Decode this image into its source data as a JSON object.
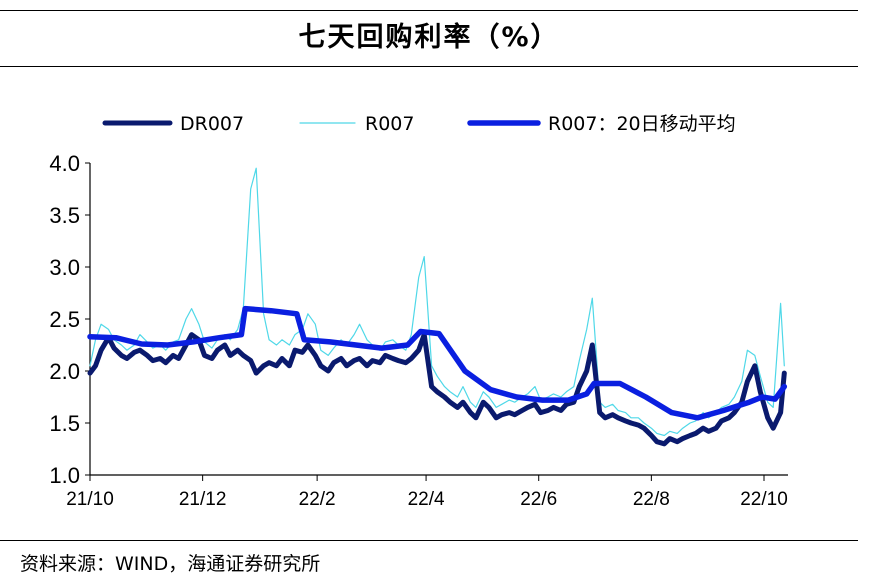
{
  "title": "七天回购利率（%）",
  "source": "资料来源：WIND，海通证券研究所",
  "colors": {
    "dr007": "#0a1a6e",
    "r007": "#4fd8e8",
    "ma20": "#0a1fe0"
  },
  "chart_data": {
    "type": "line",
    "x_ticks": [
      "21/10",
      "21/12",
      "22/2",
      "22/4",
      "22/6",
      "22/8",
      "22/10"
    ],
    "x_range": [
      "2021-10-01",
      "2022-10-14"
    ],
    "ylim": [
      1.0,
      4.0
    ],
    "y_ticks": [
      "4.0",
      "3.5",
      "3.0",
      "2.5",
      "2.0",
      "1.5",
      "1.0"
    ],
    "grid": false,
    "legend": "top",
    "series": [
      {
        "name": "DR007",
        "color": "#0a1a6e",
        "points": [
          [
            "2021-10-01",
            1.98
          ],
          [
            "2021-10-04",
            2.05
          ],
          [
            "2021-10-07",
            2.2
          ],
          [
            "2021-10-11",
            2.32
          ],
          [
            "2021-10-14",
            2.22
          ],
          [
            "2021-10-18",
            2.15
          ],
          [
            "2021-10-21",
            2.12
          ],
          [
            "2021-10-25",
            2.18
          ],
          [
            "2021-10-28",
            2.2
          ],
          [
            "2021-11-01",
            2.15
          ],
          [
            "2021-11-04",
            2.1
          ],
          [
            "2021-11-08",
            2.12
          ],
          [
            "2021-11-11",
            2.08
          ],
          [
            "2021-11-15",
            2.15
          ],
          [
            "2021-11-18",
            2.12
          ],
          [
            "2021-11-22",
            2.25
          ],
          [
            "2021-11-25",
            2.35
          ],
          [
            "2021-11-29",
            2.3
          ],
          [
            "2021-12-02",
            2.15
          ],
          [
            "2021-12-06",
            2.12
          ],
          [
            "2021-12-09",
            2.2
          ],
          [
            "2021-12-13",
            2.25
          ],
          [
            "2021-12-16",
            2.15
          ],
          [
            "2021-12-20",
            2.2
          ],
          [
            "2021-12-23",
            2.15
          ],
          [
            "2021-12-27",
            2.1
          ],
          [
            "2021-12-30",
            1.98
          ],
          [
            "2022-01-03",
            2.05
          ],
          [
            "2022-01-06",
            2.08
          ],
          [
            "2022-01-10",
            2.05
          ],
          [
            "2022-01-13",
            2.12
          ],
          [
            "2022-01-17",
            2.05
          ],
          [
            "2022-01-20",
            2.2
          ],
          [
            "2022-01-24",
            2.18
          ],
          [
            "2022-01-27",
            2.25
          ],
          [
            "2022-01-31",
            2.15
          ],
          [
            "2022-02-03",
            2.05
          ],
          [
            "2022-02-07",
            2.0
          ],
          [
            "2022-02-10",
            2.08
          ],
          [
            "2022-02-14",
            2.12
          ],
          [
            "2022-02-17",
            2.05
          ],
          [
            "2022-02-21",
            2.1
          ],
          [
            "2022-02-24",
            2.12
          ],
          [
            "2022-02-28",
            2.05
          ],
          [
            "2022-03-03",
            2.1
          ],
          [
            "2022-03-07",
            2.08
          ],
          [
            "2022-03-10",
            2.15
          ],
          [
            "2022-03-14",
            2.12
          ],
          [
            "2022-03-17",
            2.1
          ],
          [
            "2022-03-21",
            2.08
          ],
          [
            "2022-03-24",
            2.12
          ],
          [
            "2022-03-28",
            2.2
          ],
          [
            "2022-03-31",
            2.35
          ],
          [
            "2022-04-04",
            1.85
          ],
          [
            "2022-04-07",
            1.8
          ],
          [
            "2022-04-11",
            1.75
          ],
          [
            "2022-04-14",
            1.7
          ],
          [
            "2022-04-18",
            1.65
          ],
          [
            "2022-04-21",
            1.7
          ],
          [
            "2022-04-25",
            1.6
          ],
          [
            "2022-04-28",
            1.55
          ],
          [
            "2022-05-02",
            1.7
          ],
          [
            "2022-05-05",
            1.65
          ],
          [
            "2022-05-09",
            1.55
          ],
          [
            "2022-05-12",
            1.58
          ],
          [
            "2022-05-16",
            1.6
          ],
          [
            "2022-05-19",
            1.58
          ],
          [
            "2022-05-23",
            1.62
          ],
          [
            "2022-05-26",
            1.65
          ],
          [
            "2022-05-30",
            1.68
          ],
          [
            "2022-06-02",
            1.6
          ],
          [
            "2022-06-06",
            1.62
          ],
          [
            "2022-06-09",
            1.65
          ],
          [
            "2022-06-13",
            1.62
          ],
          [
            "2022-06-16",
            1.68
          ],
          [
            "2022-06-20",
            1.7
          ],
          [
            "2022-06-23",
            1.85
          ],
          [
            "2022-06-27",
            2.0
          ],
          [
            "2022-06-30",
            2.25
          ],
          [
            "2022-07-04",
            1.6
          ],
          [
            "2022-07-07",
            1.55
          ],
          [
            "2022-07-11",
            1.58
          ],
          [
            "2022-07-14",
            1.55
          ],
          [
            "2022-07-18",
            1.52
          ],
          [
            "2022-07-21",
            1.5
          ],
          [
            "2022-07-25",
            1.48
          ],
          [
            "2022-07-28",
            1.45
          ],
          [
            "2022-08-01",
            1.38
          ],
          [
            "2022-08-04",
            1.32
          ],
          [
            "2022-08-08",
            1.3
          ],
          [
            "2022-08-11",
            1.35
          ],
          [
            "2022-08-15",
            1.32
          ],
          [
            "2022-08-18",
            1.35
          ],
          [
            "2022-08-22",
            1.38
          ],
          [
            "2022-08-25",
            1.4
          ],
          [
            "2022-08-29",
            1.45
          ],
          [
            "2022-09-01",
            1.42
          ],
          [
            "2022-09-05",
            1.45
          ],
          [
            "2022-09-08",
            1.52
          ],
          [
            "2022-09-12",
            1.55
          ],
          [
            "2022-09-15",
            1.6
          ],
          [
            "2022-09-19",
            1.7
          ],
          [
            "2022-09-22",
            1.9
          ],
          [
            "2022-09-26",
            2.05
          ],
          [
            "2022-09-29",
            1.8
          ],
          [
            "2022-10-03",
            1.55
          ],
          [
            "2022-10-06",
            1.45
          ],
          [
            "2022-10-10",
            1.6
          ],
          [
            "2022-10-12",
            1.98
          ]
        ]
      },
      {
        "name": "R007",
        "color": "#4fd8e8",
        "points": [
          [
            "2021-10-01",
            2.05
          ],
          [
            "2021-10-04",
            2.3
          ],
          [
            "2021-10-07",
            2.45
          ],
          [
            "2021-10-11",
            2.4
          ],
          [
            "2021-10-14",
            2.3
          ],
          [
            "2021-10-18",
            2.25
          ],
          [
            "2021-10-21",
            2.2
          ],
          [
            "2021-10-25",
            2.25
          ],
          [
            "2021-10-28",
            2.35
          ],
          [
            "2021-11-01",
            2.28
          ],
          [
            "2021-11-04",
            2.22
          ],
          [
            "2021-11-08",
            2.25
          ],
          [
            "2021-11-11",
            2.2
          ],
          [
            "2021-11-15",
            2.28
          ],
          [
            "2021-11-18",
            2.3
          ],
          [
            "2021-11-22",
            2.5
          ],
          [
            "2021-11-25",
            2.6
          ],
          [
            "2021-11-29",
            2.45
          ],
          [
            "2021-12-02",
            2.28
          ],
          [
            "2021-12-06",
            2.22
          ],
          [
            "2021-12-09",
            2.3
          ],
          [
            "2021-12-13",
            2.35
          ],
          [
            "2021-12-16",
            2.3
          ],
          [
            "2021-12-20",
            2.4
          ],
          [
            "2021-12-23",
            2.6
          ],
          [
            "2021-12-27",
            3.75
          ],
          [
            "2021-12-30",
            3.95
          ],
          [
            "2022-01-03",
            2.55
          ],
          [
            "2022-01-06",
            2.3
          ],
          [
            "2022-01-10",
            2.25
          ],
          [
            "2022-01-13",
            2.3
          ],
          [
            "2022-01-17",
            2.25
          ],
          [
            "2022-01-20",
            2.35
          ],
          [
            "2022-01-24",
            2.4
          ],
          [
            "2022-01-27",
            2.55
          ],
          [
            "2022-01-31",
            2.45
          ],
          [
            "2022-02-03",
            2.2
          ],
          [
            "2022-02-07",
            2.15
          ],
          [
            "2022-02-10",
            2.22
          ],
          [
            "2022-02-14",
            2.3
          ],
          [
            "2022-02-17",
            2.25
          ],
          [
            "2022-02-21",
            2.35
          ],
          [
            "2022-02-24",
            2.45
          ],
          [
            "2022-02-28",
            2.3
          ],
          [
            "2022-03-03",
            2.25
          ],
          [
            "2022-03-07",
            2.2
          ],
          [
            "2022-03-10",
            2.28
          ],
          [
            "2022-03-14",
            2.3
          ],
          [
            "2022-03-17",
            2.25
          ],
          [
            "2022-03-21",
            2.2
          ],
          [
            "2022-03-24",
            2.35
          ],
          [
            "2022-03-28",
            2.9
          ],
          [
            "2022-03-31",
            3.1
          ],
          [
            "2022-04-04",
            2.05
          ],
          [
            "2022-04-07",
            1.95
          ],
          [
            "2022-04-11",
            1.85
          ],
          [
            "2022-04-14",
            1.8
          ],
          [
            "2022-04-18",
            1.75
          ],
          [
            "2022-04-21",
            1.85
          ],
          [
            "2022-04-25",
            1.7
          ],
          [
            "2022-04-28",
            1.65
          ],
          [
            "2022-05-02",
            1.8
          ],
          [
            "2022-05-05",
            1.75
          ],
          [
            "2022-05-09",
            1.65
          ],
          [
            "2022-05-12",
            1.68
          ],
          [
            "2022-05-16",
            1.72
          ],
          [
            "2022-05-19",
            1.7
          ],
          [
            "2022-05-23",
            1.75
          ],
          [
            "2022-05-26",
            1.78
          ],
          [
            "2022-05-30",
            1.85
          ],
          [
            "2022-06-02",
            1.72
          ],
          [
            "2022-06-06",
            1.75
          ],
          [
            "2022-06-09",
            1.78
          ],
          [
            "2022-06-13",
            1.75
          ],
          [
            "2022-06-16",
            1.8
          ],
          [
            "2022-06-20",
            1.85
          ],
          [
            "2022-06-23",
            2.1
          ],
          [
            "2022-06-27",
            2.4
          ],
          [
            "2022-06-30",
            2.7
          ],
          [
            "2022-07-04",
            1.7
          ],
          [
            "2022-07-07",
            1.65
          ],
          [
            "2022-07-11",
            1.68
          ],
          [
            "2022-07-14",
            1.62
          ],
          [
            "2022-07-18",
            1.6
          ],
          [
            "2022-07-21",
            1.55
          ],
          [
            "2022-07-25",
            1.55
          ],
          [
            "2022-07-28",
            1.5
          ],
          [
            "2022-08-01",
            1.45
          ],
          [
            "2022-08-04",
            1.4
          ],
          [
            "2022-08-08",
            1.38
          ],
          [
            "2022-08-11",
            1.42
          ],
          [
            "2022-08-15",
            1.4
          ],
          [
            "2022-08-18",
            1.45
          ],
          [
            "2022-08-22",
            1.5
          ],
          [
            "2022-08-25",
            1.52
          ],
          [
            "2022-08-29",
            1.6
          ],
          [
            "2022-09-01",
            1.55
          ],
          [
            "2022-09-05",
            1.6
          ],
          [
            "2022-09-08",
            1.65
          ],
          [
            "2022-09-12",
            1.68
          ],
          [
            "2022-09-15",
            1.75
          ],
          [
            "2022-09-19",
            1.9
          ],
          [
            "2022-09-22",
            2.2
          ],
          [
            "2022-09-26",
            2.15
          ],
          [
            "2022-09-29",
            1.95
          ],
          [
            "2022-10-03",
            1.7
          ],
          [
            "2022-10-06",
            1.65
          ],
          [
            "2022-10-10",
            2.65
          ],
          [
            "2022-10-12",
            2.05
          ]
        ]
      },
      {
        "name": "R007：20日移动平均",
        "color": "#0a1fe0",
        "points": [
          [
            "2021-10-01",
            2.33
          ],
          [
            "2021-10-15",
            2.32
          ],
          [
            "2021-10-29",
            2.26
          ],
          [
            "2021-11-12",
            2.25
          ],
          [
            "2021-11-26",
            2.28
          ],
          [
            "2021-12-10",
            2.32
          ],
          [
            "2021-12-22",
            2.35
          ],
          [
            "2021-12-24",
            2.6
          ],
          [
            "2022-01-07",
            2.58
          ],
          [
            "2022-01-21",
            2.55
          ],
          [
            "2022-01-25",
            2.3
          ],
          [
            "2022-02-08",
            2.28
          ],
          [
            "2022-02-22",
            2.25
          ],
          [
            "2022-03-08",
            2.22
          ],
          [
            "2022-03-22",
            2.25
          ],
          [
            "2022-03-29",
            2.38
          ],
          [
            "2022-04-08",
            2.36
          ],
          [
            "2022-04-22",
            2.0
          ],
          [
            "2022-05-06",
            1.82
          ],
          [
            "2022-05-20",
            1.75
          ],
          [
            "2022-06-03",
            1.72
          ],
          [
            "2022-06-17",
            1.72
          ],
          [
            "2022-06-27",
            1.78
          ],
          [
            "2022-07-01",
            1.88
          ],
          [
            "2022-07-15",
            1.88
          ],
          [
            "2022-07-29",
            1.75
          ],
          [
            "2022-08-12",
            1.6
          ],
          [
            "2022-08-26",
            1.55
          ],
          [
            "2022-09-09",
            1.62
          ],
          [
            "2022-09-23",
            1.7
          ],
          [
            "2022-09-30",
            1.75
          ],
          [
            "2022-10-07",
            1.73
          ],
          [
            "2022-10-12",
            1.85
          ]
        ]
      }
    ]
  }
}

* * * * *

## Requirement
Pull out and copy each line containing the string "source".

## Exercise response
Decode this image into its source data as a JSON object.
  "source": "资料来源：WIND，海通证券研究所",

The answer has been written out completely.